→ **STATED TASK**:
Output each entry below as it stands, leaving out every picture.

→ **DATA SECTION**:

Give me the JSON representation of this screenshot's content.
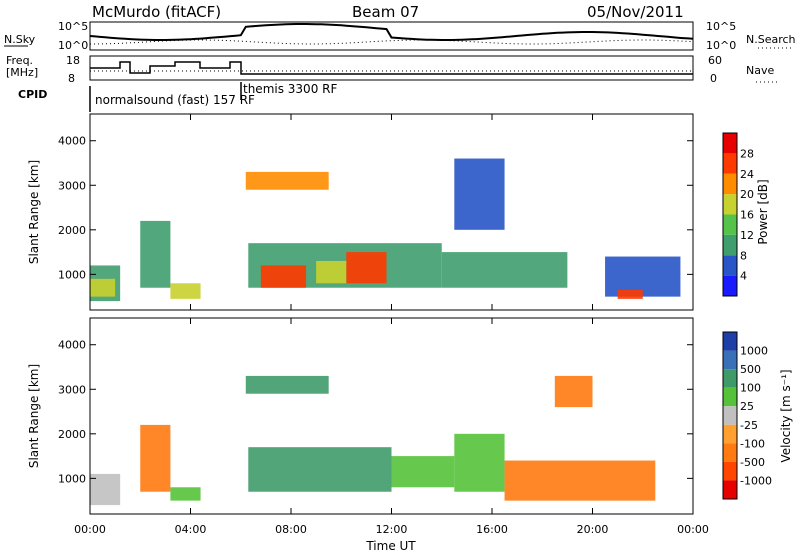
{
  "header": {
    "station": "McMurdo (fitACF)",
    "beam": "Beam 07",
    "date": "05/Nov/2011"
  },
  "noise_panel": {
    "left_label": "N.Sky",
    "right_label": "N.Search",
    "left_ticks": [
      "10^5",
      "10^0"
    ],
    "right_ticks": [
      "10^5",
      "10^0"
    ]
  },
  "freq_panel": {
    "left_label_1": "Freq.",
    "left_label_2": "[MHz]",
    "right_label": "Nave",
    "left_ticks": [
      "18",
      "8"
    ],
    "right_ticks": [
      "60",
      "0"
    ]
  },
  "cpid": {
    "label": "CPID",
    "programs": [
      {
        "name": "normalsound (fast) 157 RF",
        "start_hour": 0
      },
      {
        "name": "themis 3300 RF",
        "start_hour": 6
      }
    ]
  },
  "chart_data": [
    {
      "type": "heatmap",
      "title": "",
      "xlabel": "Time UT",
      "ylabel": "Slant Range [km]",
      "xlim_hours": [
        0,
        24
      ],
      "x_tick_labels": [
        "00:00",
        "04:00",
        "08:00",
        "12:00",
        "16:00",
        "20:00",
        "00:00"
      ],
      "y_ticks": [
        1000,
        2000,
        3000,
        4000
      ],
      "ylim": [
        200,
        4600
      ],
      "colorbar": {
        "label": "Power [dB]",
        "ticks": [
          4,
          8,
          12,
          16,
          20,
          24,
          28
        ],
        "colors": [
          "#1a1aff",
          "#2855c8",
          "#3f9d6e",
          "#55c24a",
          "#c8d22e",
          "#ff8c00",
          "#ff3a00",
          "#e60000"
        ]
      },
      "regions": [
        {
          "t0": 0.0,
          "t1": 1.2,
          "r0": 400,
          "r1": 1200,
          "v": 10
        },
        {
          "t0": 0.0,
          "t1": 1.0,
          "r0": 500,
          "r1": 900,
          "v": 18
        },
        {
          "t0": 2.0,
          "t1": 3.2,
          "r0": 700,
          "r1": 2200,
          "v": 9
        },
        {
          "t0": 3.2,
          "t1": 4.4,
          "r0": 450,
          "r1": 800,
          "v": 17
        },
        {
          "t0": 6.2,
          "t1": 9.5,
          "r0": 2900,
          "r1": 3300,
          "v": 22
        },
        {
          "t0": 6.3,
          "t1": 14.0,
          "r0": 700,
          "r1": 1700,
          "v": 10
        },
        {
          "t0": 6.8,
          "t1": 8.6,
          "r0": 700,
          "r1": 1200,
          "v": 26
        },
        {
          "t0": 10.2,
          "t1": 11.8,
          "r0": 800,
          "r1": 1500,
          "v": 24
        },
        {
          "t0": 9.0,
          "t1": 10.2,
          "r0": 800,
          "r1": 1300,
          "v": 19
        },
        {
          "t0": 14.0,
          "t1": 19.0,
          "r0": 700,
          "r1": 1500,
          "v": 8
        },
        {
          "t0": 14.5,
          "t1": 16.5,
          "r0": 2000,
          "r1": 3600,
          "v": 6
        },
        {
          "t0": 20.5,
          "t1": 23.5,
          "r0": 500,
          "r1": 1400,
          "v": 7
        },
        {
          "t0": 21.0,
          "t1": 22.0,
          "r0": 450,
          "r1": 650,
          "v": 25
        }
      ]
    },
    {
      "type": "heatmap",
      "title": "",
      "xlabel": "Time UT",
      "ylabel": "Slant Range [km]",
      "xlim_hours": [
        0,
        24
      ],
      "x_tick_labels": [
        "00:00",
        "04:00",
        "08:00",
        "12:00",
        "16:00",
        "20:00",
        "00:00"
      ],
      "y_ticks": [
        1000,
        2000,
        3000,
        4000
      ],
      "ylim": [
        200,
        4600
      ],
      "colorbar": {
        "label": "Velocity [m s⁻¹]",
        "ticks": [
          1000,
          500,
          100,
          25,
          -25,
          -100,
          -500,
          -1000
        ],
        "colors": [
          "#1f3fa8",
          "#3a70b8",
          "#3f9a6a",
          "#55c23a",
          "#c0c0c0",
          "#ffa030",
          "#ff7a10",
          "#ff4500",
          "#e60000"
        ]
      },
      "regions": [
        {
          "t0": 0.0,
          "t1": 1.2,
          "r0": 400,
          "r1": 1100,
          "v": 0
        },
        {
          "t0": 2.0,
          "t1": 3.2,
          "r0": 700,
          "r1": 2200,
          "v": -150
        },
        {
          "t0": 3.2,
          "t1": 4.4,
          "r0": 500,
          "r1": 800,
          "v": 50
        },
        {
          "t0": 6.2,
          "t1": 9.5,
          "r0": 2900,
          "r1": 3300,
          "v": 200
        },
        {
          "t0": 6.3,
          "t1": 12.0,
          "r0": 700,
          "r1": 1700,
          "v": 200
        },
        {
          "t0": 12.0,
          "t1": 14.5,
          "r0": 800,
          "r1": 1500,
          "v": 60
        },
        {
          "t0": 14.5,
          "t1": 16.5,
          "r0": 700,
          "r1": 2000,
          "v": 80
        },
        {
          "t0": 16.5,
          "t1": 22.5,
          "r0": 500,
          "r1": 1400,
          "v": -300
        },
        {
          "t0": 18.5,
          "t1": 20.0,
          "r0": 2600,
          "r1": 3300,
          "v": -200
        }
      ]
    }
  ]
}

→ **EXERCISE SOLUTION**:
Give me the JSON representation of this screenshot's content.
{
  "header": {
    "station": "McMurdo (fitACF)",
    "beam": "Beam 07",
    "date": "05/Nov/2011"
  },
  "noise_panel": {
    "left_label": "N.Sky",
    "right_label": "N.Search",
    "left_ticks": [
      "10^5",
      "10^0"
    ],
    "right_ticks": [
      "10^5",
      "10^0"
    ]
  },
  "freq_panel": {
    "left_label_1": "Freq.",
    "left_label_2": "[MHz]",
    "right_label": "Nave",
    "left_ticks": [
      "18",
      "8"
    ],
    "right_ticks": [
      "60",
      "0"
    ]
  },
  "cpid": {
    "label": "CPID",
    "programs": [
      {
        "name": "normalsound (fast) 157 RF",
        "start_hour": 0
      },
      {
        "name": "themis 3300 RF",
        "start_hour": 6
      }
    ]
  },
  "chart_data": [
    {
      "type": "heatmap",
      "title": "",
      "xlabel": "Time UT",
      "ylabel": "Slant Range [km]",
      "xlim_hours": [
        0,
        24
      ],
      "x_tick_labels": [
        "00:00",
        "04:00",
        "08:00",
        "12:00",
        "16:00",
        "20:00",
        "00:00"
      ],
      "y_ticks": [
        1000,
        2000,
        3000,
        4000
      ],
      "ylim": [
        200,
        4600
      ],
      "colorbar": {
        "label": "Power [dB]",
        "ticks": [
          4,
          8,
          12,
          16,
          20,
          24,
          28
        ],
        "colors": [
          "#1a1aff",
          "#2855c8",
          "#3f9d6e",
          "#55c24a",
          "#c8d22e",
          "#ff8c00",
          "#ff3a00",
          "#e60000"
        ]
      },
      "regions": [
        {
          "t0": 0.0,
          "t1": 1.2,
          "r0": 400,
          "r1": 1200,
          "v": 10
        },
        {
          "t0": 0.0,
          "t1": 1.0,
          "r0": 500,
          "r1": 900,
          "v": 18
        },
        {
          "t0": 2.0,
          "t1": 3.2,
          "r0": 700,
          "r1": 2200,
          "v": 9
        },
        {
          "t0": 3.2,
          "t1": 4.4,
          "r0": 450,
          "r1": 800,
          "v": 17
        },
        {
          "t0": 6.2,
          "t1": 9.5,
          "r0": 2900,
          "r1": 3300,
          "v": 22
        },
        {
          "t0": 6.3,
          "t1": 14.0,
          "r0": 700,
          "r1": 1700,
          "v": 10
        },
        {
          "t0": 6.8,
          "t1": 8.6,
          "r0": 700,
          "r1": 1200,
          "v": 26
        },
        {
          "t0": 10.2,
          "t1": 11.8,
          "r0": 800,
          "r1": 1500,
          "v": 24
        },
        {
          "t0": 9.0,
          "t1": 10.2,
          "r0": 800,
          "r1": 1300,
          "v": 19
        },
        {
          "t0": 14.0,
          "t1": 19.0,
          "r0": 700,
          "r1": 1500,
          "v": 8
        },
        {
          "t0": 14.5,
          "t1": 16.5,
          "r0": 2000,
          "r1": 3600,
          "v": 6
        },
        {
          "t0": 20.5,
          "t1": 23.5,
          "r0": 500,
          "r1": 1400,
          "v": 7
        },
        {
          "t0": 21.0,
          "t1": 22.0,
          "r0": 450,
          "r1": 650,
          "v": 25
        }
      ]
    },
    {
      "type": "heatmap",
      "title": "",
      "xlabel": "Time UT",
      "ylabel": "Slant Range [km]",
      "xlim_hours": [
        0,
        24
      ],
      "x_tick_labels": [
        "00:00",
        "04:00",
        "08:00",
        "12:00",
        "16:00",
        "20:00",
        "00:00"
      ],
      "y_ticks": [
        1000,
        2000,
        3000,
        4000
      ],
      "ylim": [
        200,
        4600
      ],
      "colorbar": {
        "label": "Velocity [m s⁻¹]",
        "ticks": [
          1000,
          500,
          100,
          25,
          -25,
          -100,
          -500,
          -1000
        ],
        "colors": [
          "#1f3fa8",
          "#3a70b8",
          "#3f9a6a",
          "#55c23a",
          "#c0c0c0",
          "#ffa030",
          "#ff7a10",
          "#ff4500",
          "#e60000"
        ]
      },
      "regions": [
        {
          "t0": 0.0,
          "t1": 1.2,
          "r0": 400,
          "r1": 1100,
          "v": 0
        },
        {
          "t0": 2.0,
          "t1": 3.2,
          "r0": 700,
          "r1": 2200,
          "v": -150
        },
        {
          "t0": 3.2,
          "t1": 4.4,
          "r0": 500,
          "r1": 800,
          "v": 50
        },
        {
          "t0": 6.2,
          "t1": 9.5,
          "r0": 2900,
          "r1": 3300,
          "v": 200
        },
        {
          "t0": 6.3,
          "t1": 12.0,
          "r0": 700,
          "r1": 1700,
          "v": 200
        },
        {
          "t0": 12.0,
          "t1": 14.5,
          "r0": 800,
          "r1": 1500,
          "v": 60
        },
        {
          "t0": 14.5,
          "t1": 16.5,
          "r0": 700,
          "r1": 2000,
          "v": 80
        },
        {
          "t0": 16.5,
          "t1": 22.5,
          "r0": 500,
          "r1": 1400,
          "v": -300
        },
        {
          "t0": 18.5,
          "t1": 20.0,
          "r0": 2600,
          "r1": 3300,
          "v": -200
        }
      ]
    }
  ]
}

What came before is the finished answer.